▶ PROVIDED MATERIAL

-*-

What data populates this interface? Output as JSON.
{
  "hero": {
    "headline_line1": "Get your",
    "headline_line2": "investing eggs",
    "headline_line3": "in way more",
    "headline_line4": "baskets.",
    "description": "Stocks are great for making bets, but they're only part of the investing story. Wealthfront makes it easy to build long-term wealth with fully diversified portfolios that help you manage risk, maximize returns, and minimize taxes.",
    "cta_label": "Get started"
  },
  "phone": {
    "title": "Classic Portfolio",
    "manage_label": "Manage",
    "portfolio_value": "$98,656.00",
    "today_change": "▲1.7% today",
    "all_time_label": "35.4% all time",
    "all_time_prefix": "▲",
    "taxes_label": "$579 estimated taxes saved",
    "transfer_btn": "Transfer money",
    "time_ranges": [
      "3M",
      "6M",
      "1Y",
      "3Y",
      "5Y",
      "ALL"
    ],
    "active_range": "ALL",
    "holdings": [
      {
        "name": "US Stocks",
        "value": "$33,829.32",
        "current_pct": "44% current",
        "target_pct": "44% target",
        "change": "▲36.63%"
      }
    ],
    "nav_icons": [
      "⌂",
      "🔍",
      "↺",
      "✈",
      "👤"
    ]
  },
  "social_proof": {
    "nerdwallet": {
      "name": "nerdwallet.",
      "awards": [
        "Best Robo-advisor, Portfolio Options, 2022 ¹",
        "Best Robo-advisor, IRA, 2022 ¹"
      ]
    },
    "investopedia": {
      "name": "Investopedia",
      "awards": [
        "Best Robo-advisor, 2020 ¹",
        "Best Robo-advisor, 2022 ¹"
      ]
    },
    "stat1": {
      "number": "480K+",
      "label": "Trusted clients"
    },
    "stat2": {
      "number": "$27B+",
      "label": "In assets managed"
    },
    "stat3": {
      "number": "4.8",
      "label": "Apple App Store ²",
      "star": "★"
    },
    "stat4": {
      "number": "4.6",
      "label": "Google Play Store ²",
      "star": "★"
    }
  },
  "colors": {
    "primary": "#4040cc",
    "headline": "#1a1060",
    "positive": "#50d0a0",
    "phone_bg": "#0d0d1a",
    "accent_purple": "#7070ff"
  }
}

-*-

▶ SHORT PROBLEM
All lines of the data above that include the word "Robo" must be shown.

▶ ANSWER TO THE PROBLEM
        "Best Robo-advisor, Portfolio Options, 2022 ¹",
        "Best Robo-advisor, IRA, 2022 ¹"
        "Best Robo-advisor, 2020 ¹",
        "Best Robo-advisor, 2022 ¹"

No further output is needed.